What the task asks: How many lines hold the string "name"? Give only the number.

Task data:
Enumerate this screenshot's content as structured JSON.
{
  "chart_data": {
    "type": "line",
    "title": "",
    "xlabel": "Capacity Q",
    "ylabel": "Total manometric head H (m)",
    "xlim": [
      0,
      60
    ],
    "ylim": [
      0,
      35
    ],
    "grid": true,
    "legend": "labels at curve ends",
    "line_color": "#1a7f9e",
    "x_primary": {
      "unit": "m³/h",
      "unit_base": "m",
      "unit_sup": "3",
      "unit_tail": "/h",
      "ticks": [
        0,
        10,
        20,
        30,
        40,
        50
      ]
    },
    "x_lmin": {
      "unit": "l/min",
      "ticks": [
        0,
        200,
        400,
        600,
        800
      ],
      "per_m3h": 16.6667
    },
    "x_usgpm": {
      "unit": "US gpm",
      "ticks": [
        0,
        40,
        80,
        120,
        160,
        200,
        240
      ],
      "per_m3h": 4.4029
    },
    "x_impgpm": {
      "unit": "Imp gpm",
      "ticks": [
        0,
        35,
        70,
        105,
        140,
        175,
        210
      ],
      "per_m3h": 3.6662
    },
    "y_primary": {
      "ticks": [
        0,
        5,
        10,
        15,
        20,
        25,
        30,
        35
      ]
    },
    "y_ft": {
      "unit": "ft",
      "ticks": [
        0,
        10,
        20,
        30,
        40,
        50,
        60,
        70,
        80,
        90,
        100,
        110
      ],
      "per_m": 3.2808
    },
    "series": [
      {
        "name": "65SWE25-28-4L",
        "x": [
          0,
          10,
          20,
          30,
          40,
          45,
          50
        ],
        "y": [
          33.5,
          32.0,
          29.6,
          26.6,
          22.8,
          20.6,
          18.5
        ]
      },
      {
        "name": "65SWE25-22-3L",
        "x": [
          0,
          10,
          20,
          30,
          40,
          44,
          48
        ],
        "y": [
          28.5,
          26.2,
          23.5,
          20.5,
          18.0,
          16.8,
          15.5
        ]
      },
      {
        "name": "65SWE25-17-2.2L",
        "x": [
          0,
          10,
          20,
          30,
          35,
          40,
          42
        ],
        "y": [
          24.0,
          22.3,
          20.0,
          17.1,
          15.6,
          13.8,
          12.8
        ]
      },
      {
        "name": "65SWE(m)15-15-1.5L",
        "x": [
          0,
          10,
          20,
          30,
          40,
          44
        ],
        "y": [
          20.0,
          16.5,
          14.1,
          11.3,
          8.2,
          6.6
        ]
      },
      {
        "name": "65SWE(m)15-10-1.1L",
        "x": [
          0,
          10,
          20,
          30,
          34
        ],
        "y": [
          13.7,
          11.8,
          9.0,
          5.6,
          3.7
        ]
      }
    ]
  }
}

Full output: 5